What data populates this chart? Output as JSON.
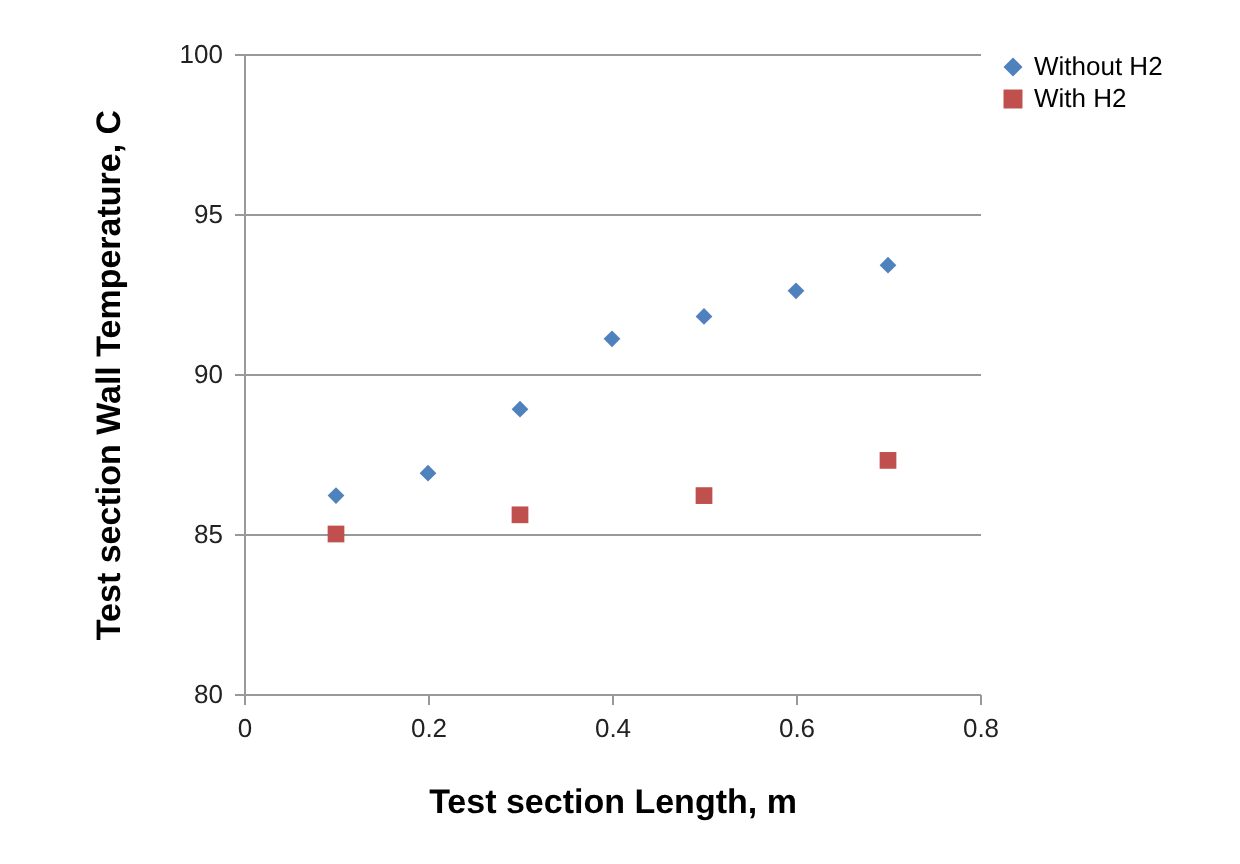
{
  "chart_data": {
    "type": "scatter",
    "xlabel": "Test section Length, m",
    "ylabel": "Test section Wall Temperature, C",
    "xlim": [
      0,
      0.8
    ],
    "xticks": [
      0,
      0.2,
      0.4,
      0.6,
      0.8
    ],
    "ylim": [
      80,
      100
    ],
    "yticks": [
      80,
      85,
      90,
      95,
      100
    ],
    "grid": "y",
    "legend": "right",
    "series": [
      {
        "name": "Without H2",
        "color": "#4f81bd",
        "marker": "diamond",
        "x": [
          0.1,
          0.2,
          0.3,
          0.4,
          0.5,
          0.6,
          0.7
        ],
        "values": [
          86.2,
          86.9,
          88.9,
          91.1,
          91.8,
          92.6,
          93.4
        ]
      },
      {
        "name": "With H2",
        "color": "#c0504d",
        "marker": "square",
        "x": [
          0.1,
          0.3,
          0.5,
          0.7
        ],
        "values": [
          85.0,
          85.6,
          86.2,
          87.3
        ]
      }
    ]
  }
}
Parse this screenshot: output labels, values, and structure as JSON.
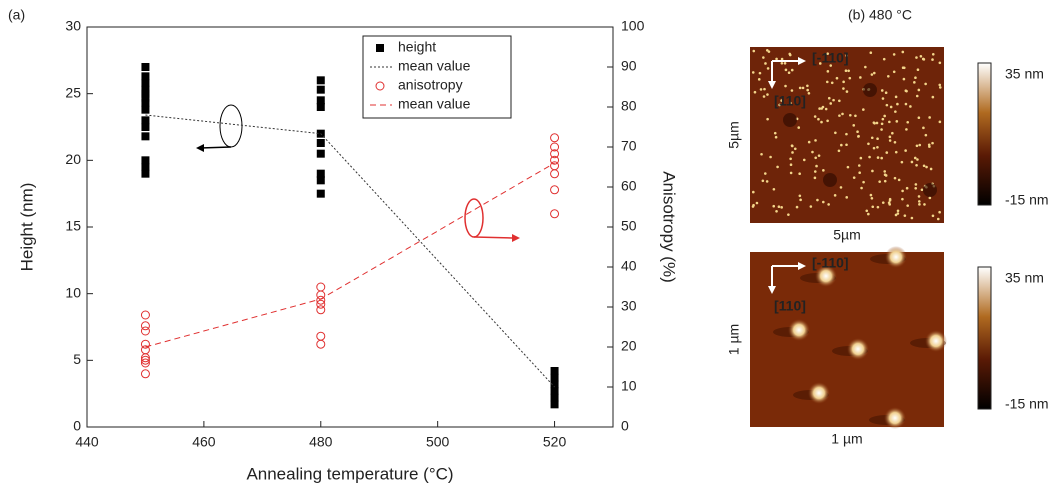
{
  "panel_label": "(a)",
  "chart_data": {
    "type": "scatter",
    "xlabel": "Annealing temperature (°C)",
    "ylabel": "Height (nm)",
    "y2label": "Anisotropy (%)",
    "xlim": [
      440,
      530
    ],
    "xticks": [
      440,
      460,
      480,
      500,
      520
    ],
    "ylim": [
      0,
      30
    ],
    "yticks": [
      0,
      5,
      10,
      15,
      20,
      25,
      30
    ],
    "y2lim": [
      0,
      100
    ],
    "y2ticks": [
      0,
      10,
      20,
      30,
      40,
      50,
      60,
      70,
      80,
      90,
      100
    ],
    "legend": "top-right",
    "series": [
      {
        "name": "height",
        "style": "square",
        "color": "#000000",
        "x": [
          450,
          450,
          450,
          450,
          450,
          450,
          450,
          450,
          450,
          450,
          450,
          450,
          450,
          450,
          480,
          480,
          480,
          480,
          480,
          480,
          480,
          480,
          480,
          480,
          520,
          520,
          520,
          520,
          520,
          520
        ],
        "values": [
          27,
          26.3,
          25.8,
          25.3,
          25,
          24.7,
          24.3,
          23.8,
          23,
          22.5,
          21.8,
          20,
          19.5,
          19,
          26,
          25.3,
          24.5,
          24,
          22,
          21.3,
          20.5,
          19,
          18.5,
          17.5,
          4.2,
          3.7,
          3.2,
          2.7,
          2.2,
          1.7
        ]
      },
      {
        "name": "mean value",
        "style": "dotted",
        "color": "#333333",
        "x": [
          450,
          480,
          520
        ],
        "values": [
          23.4,
          22,
          3
        ]
      },
      {
        "name": "anisotropy",
        "style": "circle",
        "color": "#e03030",
        "axis": "y2",
        "x": [
          450,
          450,
          450,
          450,
          450,
          450,
          450,
          450,
          450,
          480,
          480,
          480,
          480,
          480,
          480,
          480,
          520,
          520,
          520,
          520,
          520,
          520,
          520,
          520
        ],
        "values": [
          28,
          25.3,
          24,
          20.7,
          19.3,
          17.3,
          16.7,
          16,
          13.3,
          35,
          33,
          31.7,
          30.7,
          29.3,
          22.7,
          20.7,
          72.3,
          70,
          68.3,
          66.7,
          65.3,
          63.3,
          59.3,
          53.3
        ]
      },
      {
        "name": "mean value",
        "style": "dashed",
        "color": "#e03030",
        "axis": "y2",
        "x": [
          450,
          480,
          520
        ],
        "values": [
          20,
          32,
          66
        ]
      }
    ]
  },
  "afm": {
    "title": "(b) 480 °C",
    "images": [
      {
        "scale_x": "5µm",
        "scale_y": "5µm",
        "dir1": "[-110]",
        "dir2": "[110]",
        "cbar_max": "35 nm",
        "cbar_min": "-15 nm"
      },
      {
        "scale_x": "1 µm",
        "scale_y": "1 µm",
        "dir1": "[-110]",
        "dir2": "[110]",
        "cbar_max": "35 nm",
        "cbar_min": "-15 nm"
      }
    ]
  }
}
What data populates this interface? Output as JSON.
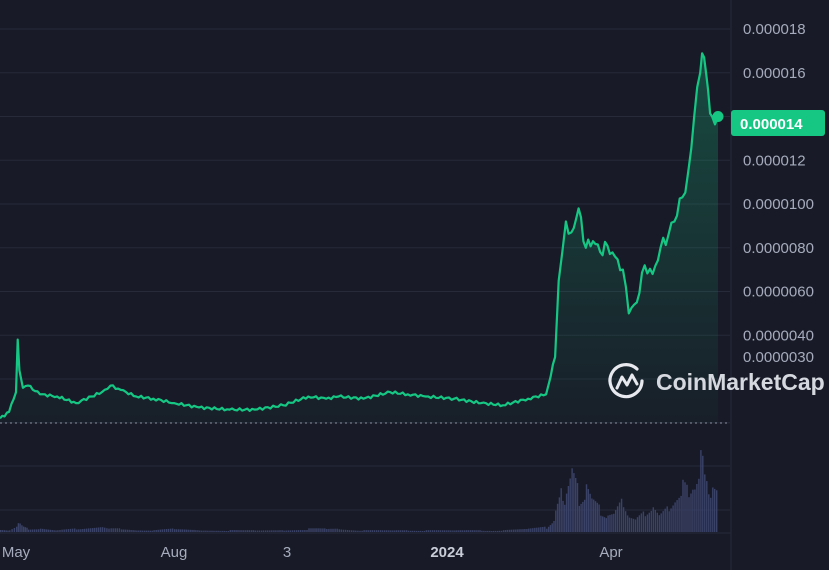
{
  "chart_data": {
    "type": "area",
    "x": [
      "2023-04-24",
      "2023-04-28",
      "2023-05-01",
      "2023-05-02",
      "2023-05-03",
      "2023-05-05",
      "2023-05-08",
      "2023-05-15",
      "2023-05-25",
      "2023-06-05",
      "2023-06-20",
      "2023-06-25",
      "2023-07-01",
      "2023-07-10",
      "2023-07-20",
      "2023-08-01",
      "2023-08-15",
      "2023-09-01",
      "2023-09-15",
      "2023-10-01",
      "2023-10-15",
      "2023-10-25",
      "2023-11-01",
      "2023-11-15",
      "2023-11-30",
      "2023-12-10",
      "2023-12-20",
      "2024-01-05",
      "2024-01-20",
      "2024-02-01",
      "2024-02-15",
      "2024-02-25",
      "2024-03-01",
      "2024-03-03",
      "2024-03-05",
      "2024-03-07",
      "2024-03-10",
      "2024-03-14",
      "2024-03-18",
      "2024-03-22",
      "2024-03-26",
      "2024-03-30",
      "2024-04-03",
      "2024-04-07",
      "2024-04-10",
      "2024-04-14",
      "2024-04-18",
      "2024-04-22",
      "2024-04-26",
      "2024-04-30",
      "2024-05-03",
      "2024-05-07",
      "2024-05-10",
      "2024-05-13",
      "2024-05-16",
      "2024-05-18",
      "2024-05-20",
      "2024-05-22",
      "2024-05-25"
    ],
    "series": [
      {
        "values": [
          2e-07,
          5e-07,
          1.4e-06,
          3.8e-06,
          2.4e-06,
          1.6e-06,
          1.7e-06,
          1.3e-06,
          1.2e-06,
          9e-07,
          1.4e-06,
          1.7e-06,
          1.5e-06,
          1.2e-06,
          1.1e-06,
          9e-07,
          7e-07,
          6e-07,
          6e-07,
          8e-07,
          1.2e-06,
          1.1e-06,
          1.2e-06,
          1.1e-06,
          1.4e-06,
          1.3e-06,
          1.2e-06,
          1.1e-06,
          9e-07,
          8e-07,
          1.1e-06,
          1.3e-06,
          3e-06,
          6.5e-06,
          7.8e-06,
          9.2e-06,
          8.7e-06,
          9.8e-06,
          8e-06,
          8.3e-06,
          7.8e-06,
          8.1e-06,
          7.6e-06,
          7e-06,
          5e-06,
          5.5e-06,
          7.2e-06,
          6.8e-06,
          8e-06,
          8.6e-06,
          9.2e-06,
          1.03e-05,
          1.15e-05,
          1.4e-05,
          1.6e-05,
          1.67e-05,
          1.52e-05,
          1.4e-05,
          1.4e-05
        ]
      }
    ],
    "yticks": [
      "0.0000030",
      "0.0000040",
      "0.0000060",
      "0.0000080",
      "0.0000100",
      "0.000012",
      "0.000014",
      "0.000016",
      "0.000018"
    ],
    "yaxis_ticks_values": [
      3e-06,
      4e-06,
      6e-06,
      8e-06,
      1e-05,
      1.2e-05,
      1.4e-05,
      1.6e-05,
      1.8e-05
    ],
    "xticks": [
      {
        "label": "May",
        "date": "2023-05-01",
        "bold": false
      },
      {
        "label": "Aug",
        "date": "2023-08-01",
        "bold": false
      },
      {
        "label": "3",
        "date": "2023-10-03",
        "bold": false
      },
      {
        "label": "2024",
        "date": "2024-01-01",
        "bold": true
      },
      {
        "label": "Apr",
        "date": "2024-04-01",
        "bold": false
      }
    ],
    "current_price_label": "0.000014",
    "volume": [
      2,
      1,
      3,
      8,
      5,
      3,
      2,
      2,
      1,
      2,
      3,
      2,
      2,
      1,
      1,
      2,
      1,
      1,
      1,
      1,
      2,
      2,
      2,
      1,
      1,
      1,
      1,
      1,
      1,
      1,
      2,
      3,
      12,
      20,
      30,
      22,
      36,
      24,
      28,
      18,
      14,
      10,
      12,
      20,
      9,
      8,
      12,
      16,
      10,
      15,
      20,
      28,
      24,
      30,
      44,
      38,
      28,
      24,
      22
    ],
    "grid": true,
    "colors": {
      "line": "#16c784",
      "area_top": "#16c784",
      "background": "#181b27",
      "grid": "#262a39",
      "volume": "#3a4268",
      "tick_text": "#a6acbd"
    },
    "watermark": "CoinMarketCap"
  }
}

__________________________________________________

* **Do this**
Return all the lines that contain the string "JSON".

* **Answer for the task**
What data populates this chart? Output as JSON.
Parse this screenshot: output labels, values, and structure as JSON.
What data populates this interface? Output as JSON.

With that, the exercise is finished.